*Provided records*
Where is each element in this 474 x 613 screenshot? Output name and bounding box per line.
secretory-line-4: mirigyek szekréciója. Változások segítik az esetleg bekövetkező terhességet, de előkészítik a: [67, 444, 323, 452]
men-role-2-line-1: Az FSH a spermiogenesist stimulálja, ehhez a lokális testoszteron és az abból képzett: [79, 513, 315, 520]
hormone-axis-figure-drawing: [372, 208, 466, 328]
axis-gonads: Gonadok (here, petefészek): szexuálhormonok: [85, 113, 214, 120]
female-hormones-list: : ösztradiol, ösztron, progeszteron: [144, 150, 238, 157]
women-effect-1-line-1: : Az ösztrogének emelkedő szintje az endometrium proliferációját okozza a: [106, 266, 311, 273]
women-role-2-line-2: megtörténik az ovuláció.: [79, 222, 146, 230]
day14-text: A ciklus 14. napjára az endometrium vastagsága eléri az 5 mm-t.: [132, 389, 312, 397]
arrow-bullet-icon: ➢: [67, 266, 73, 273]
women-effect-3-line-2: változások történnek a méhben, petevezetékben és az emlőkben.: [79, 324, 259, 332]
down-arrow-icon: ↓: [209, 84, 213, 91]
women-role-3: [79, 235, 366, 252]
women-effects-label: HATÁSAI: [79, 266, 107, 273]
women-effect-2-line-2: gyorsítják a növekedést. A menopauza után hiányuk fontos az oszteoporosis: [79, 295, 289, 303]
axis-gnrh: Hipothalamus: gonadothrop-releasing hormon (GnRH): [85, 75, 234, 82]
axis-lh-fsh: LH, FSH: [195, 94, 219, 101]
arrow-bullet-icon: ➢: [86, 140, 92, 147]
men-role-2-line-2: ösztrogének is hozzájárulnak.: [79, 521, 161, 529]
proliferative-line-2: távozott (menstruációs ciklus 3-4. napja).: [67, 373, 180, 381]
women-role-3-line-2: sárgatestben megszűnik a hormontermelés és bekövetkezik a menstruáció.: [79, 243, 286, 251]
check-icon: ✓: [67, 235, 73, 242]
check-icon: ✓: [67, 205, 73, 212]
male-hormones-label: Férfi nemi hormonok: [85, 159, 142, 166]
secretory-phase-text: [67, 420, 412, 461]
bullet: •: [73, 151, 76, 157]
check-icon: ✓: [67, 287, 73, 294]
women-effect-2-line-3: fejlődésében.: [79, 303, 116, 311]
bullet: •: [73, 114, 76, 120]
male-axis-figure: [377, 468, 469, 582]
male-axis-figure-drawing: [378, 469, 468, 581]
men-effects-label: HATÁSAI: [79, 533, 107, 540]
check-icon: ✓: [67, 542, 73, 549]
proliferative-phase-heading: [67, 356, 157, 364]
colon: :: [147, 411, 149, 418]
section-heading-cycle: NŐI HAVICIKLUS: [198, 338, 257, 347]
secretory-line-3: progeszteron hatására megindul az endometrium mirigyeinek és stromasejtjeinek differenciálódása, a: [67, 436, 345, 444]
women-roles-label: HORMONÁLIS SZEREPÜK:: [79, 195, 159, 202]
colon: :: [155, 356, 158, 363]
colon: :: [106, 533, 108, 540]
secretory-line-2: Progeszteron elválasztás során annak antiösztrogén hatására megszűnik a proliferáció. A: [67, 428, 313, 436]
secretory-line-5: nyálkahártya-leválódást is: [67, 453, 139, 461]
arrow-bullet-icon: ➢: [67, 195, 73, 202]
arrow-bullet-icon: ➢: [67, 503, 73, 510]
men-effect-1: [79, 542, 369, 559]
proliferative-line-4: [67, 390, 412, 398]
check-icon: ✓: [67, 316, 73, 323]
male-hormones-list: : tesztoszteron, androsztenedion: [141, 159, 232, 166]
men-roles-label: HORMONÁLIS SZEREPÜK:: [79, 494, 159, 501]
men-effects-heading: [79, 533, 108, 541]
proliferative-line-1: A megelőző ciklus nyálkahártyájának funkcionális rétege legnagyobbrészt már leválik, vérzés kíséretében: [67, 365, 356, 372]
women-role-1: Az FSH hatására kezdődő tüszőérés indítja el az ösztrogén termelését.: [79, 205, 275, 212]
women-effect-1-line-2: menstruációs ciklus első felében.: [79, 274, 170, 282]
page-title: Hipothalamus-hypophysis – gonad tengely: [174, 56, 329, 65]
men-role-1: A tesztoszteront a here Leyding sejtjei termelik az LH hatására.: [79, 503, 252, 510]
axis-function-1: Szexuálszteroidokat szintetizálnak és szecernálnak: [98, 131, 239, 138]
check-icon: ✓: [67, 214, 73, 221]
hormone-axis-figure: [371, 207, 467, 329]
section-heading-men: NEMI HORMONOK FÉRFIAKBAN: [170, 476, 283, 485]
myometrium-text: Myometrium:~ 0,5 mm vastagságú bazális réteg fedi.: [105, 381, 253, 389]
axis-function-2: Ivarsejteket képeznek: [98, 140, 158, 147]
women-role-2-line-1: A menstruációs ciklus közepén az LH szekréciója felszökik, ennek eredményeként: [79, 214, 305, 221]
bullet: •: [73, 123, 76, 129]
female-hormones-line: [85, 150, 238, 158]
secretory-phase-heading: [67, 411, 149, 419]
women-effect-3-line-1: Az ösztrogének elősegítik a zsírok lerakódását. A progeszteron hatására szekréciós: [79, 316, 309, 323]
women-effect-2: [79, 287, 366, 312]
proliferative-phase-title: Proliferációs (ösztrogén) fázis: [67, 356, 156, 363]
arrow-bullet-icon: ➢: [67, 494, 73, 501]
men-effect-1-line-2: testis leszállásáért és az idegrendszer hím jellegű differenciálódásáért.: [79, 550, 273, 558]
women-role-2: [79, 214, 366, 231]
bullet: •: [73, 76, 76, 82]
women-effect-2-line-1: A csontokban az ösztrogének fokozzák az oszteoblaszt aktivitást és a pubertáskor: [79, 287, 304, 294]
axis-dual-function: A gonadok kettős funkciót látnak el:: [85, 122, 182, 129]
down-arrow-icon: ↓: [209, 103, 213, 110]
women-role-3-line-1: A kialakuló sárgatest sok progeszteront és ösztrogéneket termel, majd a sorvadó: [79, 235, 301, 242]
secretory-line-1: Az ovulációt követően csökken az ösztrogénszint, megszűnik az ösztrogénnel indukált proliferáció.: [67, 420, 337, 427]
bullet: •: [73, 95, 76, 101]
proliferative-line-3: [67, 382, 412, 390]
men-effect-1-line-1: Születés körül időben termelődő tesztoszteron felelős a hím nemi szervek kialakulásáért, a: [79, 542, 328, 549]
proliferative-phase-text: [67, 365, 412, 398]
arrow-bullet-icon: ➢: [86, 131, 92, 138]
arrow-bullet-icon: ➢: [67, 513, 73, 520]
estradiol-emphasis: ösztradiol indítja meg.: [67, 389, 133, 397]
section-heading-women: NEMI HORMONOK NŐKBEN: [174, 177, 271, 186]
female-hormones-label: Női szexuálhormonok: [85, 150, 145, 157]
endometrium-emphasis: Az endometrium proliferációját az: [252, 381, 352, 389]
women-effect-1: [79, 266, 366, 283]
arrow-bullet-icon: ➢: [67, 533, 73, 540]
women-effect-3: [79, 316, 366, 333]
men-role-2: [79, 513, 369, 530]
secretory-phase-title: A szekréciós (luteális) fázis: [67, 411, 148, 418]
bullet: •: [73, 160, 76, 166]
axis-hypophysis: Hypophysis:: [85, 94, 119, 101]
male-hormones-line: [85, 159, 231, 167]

*Problem to work on*
Restate the records exactly. Leave nothing out.

*Answer to the problem*
Where is each element in this 474 x 613 screenshot? Output name and bounding box per line.
secretory-line-4: mirigyek szekréciója. Változások segítik az esetleg bekövetkező terhességet, de előkészítik a: [67, 444, 323, 452]
men-role-2-line-1: Az FSH a spermiogenesist stimulálja, ehhez a lokális testoszteron és az abból képzett: [79, 513, 315, 520]
hormone-axis-figure-drawing: [372, 208, 466, 328]
axis-gonads: Gonadok (here, petefészek): szexuálhormonok: [85, 113, 214, 120]
female-hormones-list: : ösztradiol, ösztron, progeszteron: [144, 150, 238, 157]
women-effect-1-line-1: : Az ösztrogének emelkedő szintje az endometrium proliferációját okozza a: [106, 266, 311, 273]
women-role-2-line-2: megtörténik az ovuláció.: [79, 222, 146, 230]
day14-text: A ciklus 14. napjára az endometrium vastagsága eléri az 5 mm-t.: [132, 389, 312, 397]
arrow-bullet-icon: ➢: [67, 266, 73, 273]
women-effect-3-line-2: változások történnek a méhben, petevezetékben és az emlőkben.: [79, 324, 259, 332]
down-arrow-icon: ↓: [209, 84, 213, 91]
women-role-3: [79, 235, 366, 252]
women-effects-label: HATÁSAI: [79, 266, 107, 273]
women-effect-2-line-2: gyorsítják a növekedést. A menopauza után hiányuk fontos az oszteoporosis: [79, 295, 289, 303]
axis-gnrh: Hipothalamus: gonadothrop-releasing hormon (GnRH): [85, 75, 234, 82]
axis-lh-fsh: LH, FSH: [195, 94, 219, 101]
arrow-bullet-icon: ➢: [86, 140, 92, 147]
men-role-2-line-2: ösztrogének is hozzájárulnak.: [79, 521, 161, 529]
proliferative-line-2: távozott (menstruációs ciklus 3-4. napja).: [67, 373, 180, 381]
women-role-3-line-2: sárgatestben megszűnik a hormontermelés és bekövetkezik a menstruáció.: [79, 243, 286, 251]
check-icon: ✓: [67, 235, 73, 242]
check-icon: ✓: [67, 205, 73, 212]
male-hormones-label: Férfi nemi hormonok: [85, 159, 142, 166]
secretory-phase-text: [67, 420, 412, 461]
bullet: •: [73, 151, 76, 157]
check-icon: ✓: [67, 287, 73, 294]
women-effect-2-line-3: fejlődésében.: [79, 303, 116, 311]
bullet: •: [73, 114, 76, 120]
male-axis-figure: [377, 468, 469, 582]
male-axis-figure-drawing: [378, 469, 468, 581]
men-effects-label: HATÁSAI: [79, 533, 107, 540]
check-icon: ✓: [67, 542, 73, 549]
proliferative-phase-heading: [67, 356, 157, 364]
colon: :: [147, 411, 149, 418]
section-heading-cycle: NŐI HAVICIKLUS: [198, 338, 257, 347]
secretory-line-3: progeszteron hatására megindul az endometrium mirigyeinek és stromasejtjeinek differenciálódása, a: [67, 436, 345, 444]
women-roles-label: HORMONÁLIS SZEREPÜK:: [79, 195, 159, 202]
colon: :: [155, 356, 158, 363]
colon: :: [106, 533, 108, 540]
secretory-line-2: Progeszteron elválasztás során annak antiösztrogén hatására megszűnik a proliferáció. A: [67, 428, 313, 436]
secretory-line-5: nyálkahártya-leválódást is: [67, 453, 139, 461]
arrow-bullet-icon: ➢: [67, 195, 73, 202]
arrow-bullet-icon: ➢: [67, 503, 73, 510]
men-effect-1: [79, 542, 369, 559]
proliferative-line-4: [67, 390, 412, 398]
check-icon: ✓: [67, 316, 73, 323]
male-hormones-list: : tesztoszteron, androsztenedion: [141, 159, 232, 166]
men-roles-label: HORMONÁLIS SZEREPÜK:: [79, 494, 159, 501]
men-effects-heading: [79, 533, 108, 541]
proliferative-line-1: A megelőző ciklus nyálkahártyájának funkcionális rétege legnagyobbrészt már leválik, vérzés kíséretében: [67, 365, 356, 372]
women-role-1: Az FSH hatására kezdődő tüszőérés indítja el az ösztrogén termelését.: [79, 205, 275, 212]
women-effect-1-line-2: menstruációs ciklus első felében.: [79, 274, 170, 282]
page-title: Hipothalamus-hypophysis – gonad tengely: [174, 56, 329, 65]
men-role-1: A tesztoszteront a here Leyding sejtjei termelik az LH hatására.: [79, 503, 252, 510]
axis-function-1: Szexuálszteroidokat szintetizálnak és szecernálnak: [98, 131, 239, 138]
check-icon: ✓: [67, 214, 73, 221]
hormone-axis-figure: [371, 207, 467, 329]
section-heading-men: NEMI HORMONOK FÉRFIAKBAN: [170, 476, 283, 485]
myometrium-text: Myometrium:~ 0,5 mm vastagságú bazális réteg fedi.: [105, 381, 253, 389]
axis-function-2: Ivarsejteket képeznek: [98, 140, 158, 147]
women-role-2-line-1: A menstruációs ciklus közepén az LH szekréciója felszökik, ennek eredményeként: [79, 214, 305, 221]
bullet: •: [73, 123, 76, 129]
female-hormones-line: [85, 150, 238, 158]
secretory-phase-heading: [67, 411, 149, 419]
women-effect-3-line-1: Az ösztrogének elősegítik a zsírok lerakódását. A progeszteron hatására szekréciós: [79, 316, 309, 323]
women-effect-2: [79, 287, 366, 312]
proliferative-phase-title: Proliferációs (ösztrogén) fázis: [67, 356, 156, 363]
arrow-bullet-icon: ➢: [67, 494, 73, 501]
men-effect-1-line-2: testis leszállásáért és az idegrendszer hím jellegű differenciálódásáért.: [79, 550, 273, 558]
women-role-2: [79, 214, 366, 231]
bullet: •: [73, 76, 76, 82]
women-effect-2-line-1: A csontokban az ösztrogének fokozzák az oszteoblaszt aktivitást és a pubertáskor: [79, 287, 304, 294]
axis-dual-function: A gonadok kettős funkciót látnak el:: [85, 122, 182, 129]
down-arrow-icon: ↓: [209, 103, 213, 110]
women-role-3-line-1: A kialakuló sárgatest sok progeszteront és ösztrogéneket termel, majd a sorvadó: [79, 235, 301, 242]
secretory-line-1: Az ovulációt követően csökken az ösztrogénszint, megszűnik az ösztrogénnel indukált proliferáció.: [67, 420, 337, 427]
bullet: •: [73, 95, 76, 101]
proliferative-line-3: [67, 382, 412, 390]
men-effect-1-line-1: Születés körül időben termelődő tesztoszteron felelős a hím nemi szervek kialakulásáért, a: [79, 542, 328, 549]
proliferative-phase-text: [67, 365, 412, 398]
arrow-bullet-icon: ➢: [86, 131, 92, 138]
arrow-bullet-icon: ➢: [67, 513, 73, 520]
estradiol-emphasis: ösztradiol indítja meg.: [67, 389, 133, 397]
section-heading-women: NEMI HORMONOK NŐKBEN: [174, 177, 271, 186]
female-hormones-label: Női szexuálhormonok: [85, 150, 145, 157]
endometrium-emphasis: Az endometrium proliferációját az: [252, 381, 352, 389]
women-effect-1: [79, 266, 366, 283]
arrow-bullet-icon: ➢: [67, 533, 73, 540]
women-effect-3: [79, 316, 366, 333]
men-role-2: [79, 513, 369, 530]
secretory-phase-title: A szekréciós (luteális) fázis: [67, 411, 148, 418]
bullet: •: [73, 160, 76, 166]
axis-hypophysis: Hypophysis:: [85, 94, 119, 101]
male-hormones-line: [85, 159, 231, 167]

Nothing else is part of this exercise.